GIVEN DATA -
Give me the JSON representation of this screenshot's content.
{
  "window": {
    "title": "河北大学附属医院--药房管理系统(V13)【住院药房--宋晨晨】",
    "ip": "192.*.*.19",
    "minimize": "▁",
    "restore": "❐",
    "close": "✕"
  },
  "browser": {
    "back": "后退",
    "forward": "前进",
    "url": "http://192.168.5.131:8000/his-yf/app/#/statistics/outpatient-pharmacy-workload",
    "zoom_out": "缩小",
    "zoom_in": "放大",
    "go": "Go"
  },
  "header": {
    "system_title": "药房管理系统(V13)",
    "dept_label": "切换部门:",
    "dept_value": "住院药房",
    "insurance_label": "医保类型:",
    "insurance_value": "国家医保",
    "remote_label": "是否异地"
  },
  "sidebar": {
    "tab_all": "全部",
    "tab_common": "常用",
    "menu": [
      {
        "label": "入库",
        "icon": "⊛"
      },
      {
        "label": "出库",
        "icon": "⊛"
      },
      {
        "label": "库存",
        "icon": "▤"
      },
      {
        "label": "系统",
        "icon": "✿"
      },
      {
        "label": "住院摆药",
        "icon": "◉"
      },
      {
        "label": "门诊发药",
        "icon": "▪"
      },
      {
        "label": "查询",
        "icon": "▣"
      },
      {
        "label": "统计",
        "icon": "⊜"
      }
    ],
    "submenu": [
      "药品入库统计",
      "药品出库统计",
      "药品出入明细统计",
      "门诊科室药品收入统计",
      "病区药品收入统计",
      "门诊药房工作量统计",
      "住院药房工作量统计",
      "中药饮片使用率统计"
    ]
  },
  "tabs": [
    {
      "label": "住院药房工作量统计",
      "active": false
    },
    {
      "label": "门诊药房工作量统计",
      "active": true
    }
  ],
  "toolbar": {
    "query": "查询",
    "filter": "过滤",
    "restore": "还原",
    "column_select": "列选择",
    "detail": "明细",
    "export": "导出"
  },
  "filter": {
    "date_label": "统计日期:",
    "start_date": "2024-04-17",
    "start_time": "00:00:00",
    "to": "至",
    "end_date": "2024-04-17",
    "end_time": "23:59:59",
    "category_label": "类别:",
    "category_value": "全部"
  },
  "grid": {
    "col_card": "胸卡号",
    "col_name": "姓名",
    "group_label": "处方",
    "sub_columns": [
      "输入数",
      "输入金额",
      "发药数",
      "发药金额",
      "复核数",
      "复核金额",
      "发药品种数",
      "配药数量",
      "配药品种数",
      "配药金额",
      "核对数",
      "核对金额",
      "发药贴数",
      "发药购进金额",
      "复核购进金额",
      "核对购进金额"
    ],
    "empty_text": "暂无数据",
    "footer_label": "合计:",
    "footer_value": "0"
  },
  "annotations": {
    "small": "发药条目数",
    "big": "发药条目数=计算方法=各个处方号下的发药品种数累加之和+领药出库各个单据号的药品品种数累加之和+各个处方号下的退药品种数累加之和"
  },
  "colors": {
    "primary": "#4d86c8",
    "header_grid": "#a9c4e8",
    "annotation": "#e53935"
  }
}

EXERCISE REQUIREMENTS - Look through the material above and work out how many of its lines contain "药房管理系统". State the number only.

FINISHED ANSWER - 2